┌──

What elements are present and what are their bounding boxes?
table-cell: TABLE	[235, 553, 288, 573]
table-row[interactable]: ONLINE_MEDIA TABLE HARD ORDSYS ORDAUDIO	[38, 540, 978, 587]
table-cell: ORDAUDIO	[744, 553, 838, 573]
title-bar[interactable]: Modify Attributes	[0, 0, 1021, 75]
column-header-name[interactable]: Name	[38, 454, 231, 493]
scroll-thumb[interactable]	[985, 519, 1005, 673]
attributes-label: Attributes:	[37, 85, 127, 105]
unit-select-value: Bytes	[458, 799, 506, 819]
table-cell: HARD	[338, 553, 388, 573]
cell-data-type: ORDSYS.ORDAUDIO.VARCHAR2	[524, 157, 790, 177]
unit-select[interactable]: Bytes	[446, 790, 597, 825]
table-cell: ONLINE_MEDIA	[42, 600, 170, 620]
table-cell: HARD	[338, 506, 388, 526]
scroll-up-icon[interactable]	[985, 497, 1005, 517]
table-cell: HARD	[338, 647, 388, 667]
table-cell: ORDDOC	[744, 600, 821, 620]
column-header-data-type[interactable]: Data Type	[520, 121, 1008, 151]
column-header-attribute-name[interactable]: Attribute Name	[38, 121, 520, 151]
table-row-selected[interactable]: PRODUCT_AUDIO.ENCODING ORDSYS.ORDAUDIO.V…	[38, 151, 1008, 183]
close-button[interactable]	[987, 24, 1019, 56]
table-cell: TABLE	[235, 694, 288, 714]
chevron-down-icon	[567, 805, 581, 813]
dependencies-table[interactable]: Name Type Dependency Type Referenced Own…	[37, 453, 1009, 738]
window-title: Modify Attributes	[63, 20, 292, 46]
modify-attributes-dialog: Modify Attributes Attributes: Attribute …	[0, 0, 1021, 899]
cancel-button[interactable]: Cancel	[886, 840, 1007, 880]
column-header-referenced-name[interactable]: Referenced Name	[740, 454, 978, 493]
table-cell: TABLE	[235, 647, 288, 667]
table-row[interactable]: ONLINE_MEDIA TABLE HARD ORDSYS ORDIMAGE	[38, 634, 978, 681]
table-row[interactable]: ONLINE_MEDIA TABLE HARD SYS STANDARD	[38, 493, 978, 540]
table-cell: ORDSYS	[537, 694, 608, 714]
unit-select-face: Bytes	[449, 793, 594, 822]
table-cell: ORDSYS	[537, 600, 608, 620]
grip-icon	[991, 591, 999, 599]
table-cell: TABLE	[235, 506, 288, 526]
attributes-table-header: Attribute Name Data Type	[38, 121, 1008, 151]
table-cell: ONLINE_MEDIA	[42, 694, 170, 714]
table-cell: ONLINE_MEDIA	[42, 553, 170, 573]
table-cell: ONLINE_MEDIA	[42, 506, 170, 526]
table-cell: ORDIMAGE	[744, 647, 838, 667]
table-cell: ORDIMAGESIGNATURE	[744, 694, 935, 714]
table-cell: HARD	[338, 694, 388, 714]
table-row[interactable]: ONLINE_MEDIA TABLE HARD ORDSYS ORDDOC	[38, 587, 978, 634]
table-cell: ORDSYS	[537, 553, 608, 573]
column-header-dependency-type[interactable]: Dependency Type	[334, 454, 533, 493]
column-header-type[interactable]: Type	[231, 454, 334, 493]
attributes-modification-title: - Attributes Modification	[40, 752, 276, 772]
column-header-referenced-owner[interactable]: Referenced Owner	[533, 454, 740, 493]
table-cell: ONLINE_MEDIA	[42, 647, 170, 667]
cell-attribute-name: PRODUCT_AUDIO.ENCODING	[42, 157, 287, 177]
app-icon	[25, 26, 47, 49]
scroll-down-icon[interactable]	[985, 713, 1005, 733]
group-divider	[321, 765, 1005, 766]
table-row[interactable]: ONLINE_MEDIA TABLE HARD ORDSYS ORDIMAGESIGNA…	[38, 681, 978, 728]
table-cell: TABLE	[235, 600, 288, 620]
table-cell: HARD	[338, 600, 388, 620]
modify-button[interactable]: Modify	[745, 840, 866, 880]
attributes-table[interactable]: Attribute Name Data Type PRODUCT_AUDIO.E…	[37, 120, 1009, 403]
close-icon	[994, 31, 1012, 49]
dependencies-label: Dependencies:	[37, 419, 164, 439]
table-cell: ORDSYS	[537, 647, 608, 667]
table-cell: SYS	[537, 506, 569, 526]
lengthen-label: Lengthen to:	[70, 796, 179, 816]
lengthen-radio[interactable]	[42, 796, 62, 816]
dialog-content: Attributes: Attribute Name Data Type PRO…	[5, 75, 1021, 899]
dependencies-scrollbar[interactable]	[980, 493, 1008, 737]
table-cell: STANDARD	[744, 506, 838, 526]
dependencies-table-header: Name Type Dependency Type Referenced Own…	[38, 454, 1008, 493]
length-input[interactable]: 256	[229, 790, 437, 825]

└──

Reproduce every line of the entries above word for word.

**EXERCISE RESULT**.
What elements are present and what are their bounding boxes?
table-cell: TABLE	[235, 553, 288, 573]
table-row[interactable]: ONLINE_MEDIA TABLE HARD ORDSYS ORDAUDIO	[38, 540, 978, 587]
table-cell: ORDAUDIO	[744, 553, 838, 573]
title-bar[interactable]: Modify Attributes	[0, 0, 1021, 75]
column-header-name[interactable]: Name	[38, 454, 231, 493]
scroll-thumb[interactable]	[985, 519, 1005, 673]
attributes-label: Attributes:	[37, 85, 127, 105]
unit-select-value: Bytes	[458, 799, 506, 819]
table-cell: HARD	[338, 553, 388, 573]
cell-data-type: ORDSYS.ORDAUDIO.VARCHAR2	[524, 157, 790, 177]
unit-select[interactable]: Bytes	[446, 790, 597, 825]
table-cell: ONLINE_MEDIA	[42, 600, 170, 620]
table-cell: HARD	[338, 506, 388, 526]
scroll-up-icon[interactable]	[985, 497, 1005, 517]
table-cell: HARD	[338, 647, 388, 667]
table-cell: ORDDOC	[744, 600, 821, 620]
column-header-data-type[interactable]: Data Type	[520, 121, 1008, 151]
column-header-attribute-name[interactable]: Attribute Name	[38, 121, 520, 151]
table-row-selected[interactable]: PRODUCT_AUDIO.ENCODING ORDSYS.ORDAUDIO.V…	[38, 151, 1008, 183]
close-button[interactable]	[987, 24, 1019, 56]
table-cell: TABLE	[235, 694, 288, 714]
chevron-down-icon	[567, 805, 581, 813]
dependencies-table[interactable]: Name Type Dependency Type Referenced Own…	[37, 453, 1009, 738]
window-title: Modify Attributes	[63, 20, 292, 46]
modify-attributes-dialog: Modify Attributes Attributes: Attribute …	[0, 0, 1021, 899]
cancel-button[interactable]: Cancel	[886, 840, 1007, 880]
column-header-referenced-name[interactable]: Referenced Name	[740, 454, 978, 493]
table-cell: TABLE	[235, 647, 288, 667]
table-row[interactable]: ONLINE_MEDIA TABLE HARD ORDSYS ORDIMAGE	[38, 634, 978, 681]
table-row[interactable]: ONLINE_MEDIA TABLE HARD SYS STANDARD	[38, 493, 978, 540]
table-cell: ORDSYS	[537, 694, 608, 714]
unit-select-face: Bytes	[449, 793, 594, 822]
table-cell: ORDSYS	[537, 600, 608, 620]
grip-icon	[991, 591, 999, 599]
table-cell: TABLE	[235, 506, 288, 526]
attributes-table-header: Attribute Name Data Type	[38, 121, 1008, 151]
table-cell: ONLINE_MEDIA	[42, 694, 170, 714]
table-cell: ONLINE_MEDIA	[42, 553, 170, 573]
table-cell: ONLINE_MEDIA	[42, 506, 170, 526]
table-cell: ORDIMAGE	[744, 647, 838, 667]
table-cell: ORDIMAGESIGNATURE	[744, 694, 935, 714]
table-cell: HARD	[338, 694, 388, 714]
table-row[interactable]: ONLINE_MEDIA TABLE HARD ORDSYS ORDDOC	[38, 587, 978, 634]
table-cell: ORDSYS	[537, 553, 608, 573]
column-header-dependency-type[interactable]: Dependency Type	[334, 454, 533, 493]
column-header-type[interactable]: Type	[231, 454, 334, 493]
attributes-modification-title: - Attributes Modification	[40, 752, 276, 772]
column-header-referenced-owner[interactable]: Referenced Owner	[533, 454, 740, 493]
table-cell: ONLINE_MEDIA	[42, 647, 170, 667]
cell-attribute-name: PRODUCT_AUDIO.ENCODING	[42, 157, 287, 177]
app-icon	[25, 26, 47, 49]
scroll-down-icon[interactable]	[985, 713, 1005, 733]
group-divider	[321, 765, 1005, 766]
table-row[interactable]: ONLINE_MEDIA TABLE HARD ORDSYS ORDIMAGESIGNA…	[38, 681, 978, 728]
table-cell: TABLE	[235, 600, 288, 620]
table-cell: HARD	[338, 600, 388, 620]
modify-button[interactable]: Modify	[745, 840, 866, 880]
attributes-table[interactable]: Attribute Name Data Type PRODUCT_AUDIO.E…	[37, 120, 1009, 403]
close-icon	[994, 31, 1012, 49]
dependencies-label: Dependencies:	[37, 419, 164, 439]
table-cell: ORDSYS	[537, 647, 608, 667]
table-cell: SYS	[537, 506, 569, 526]
lengthen-label: Lengthen to:	[70, 796, 179, 816]
lengthen-radio[interactable]	[42, 796, 62, 816]
dialog-content: Attributes: Attribute Name Data Type PRO…	[5, 75, 1021, 899]
dependencies-scrollbar[interactable]	[980, 493, 1008, 737]
table-cell: STANDARD	[744, 506, 838, 526]
dependencies-table-header: Name Type Dependency Type Referenced Own…	[38, 454, 1008, 493]
length-input[interactable]: 256	[229, 790, 437, 825]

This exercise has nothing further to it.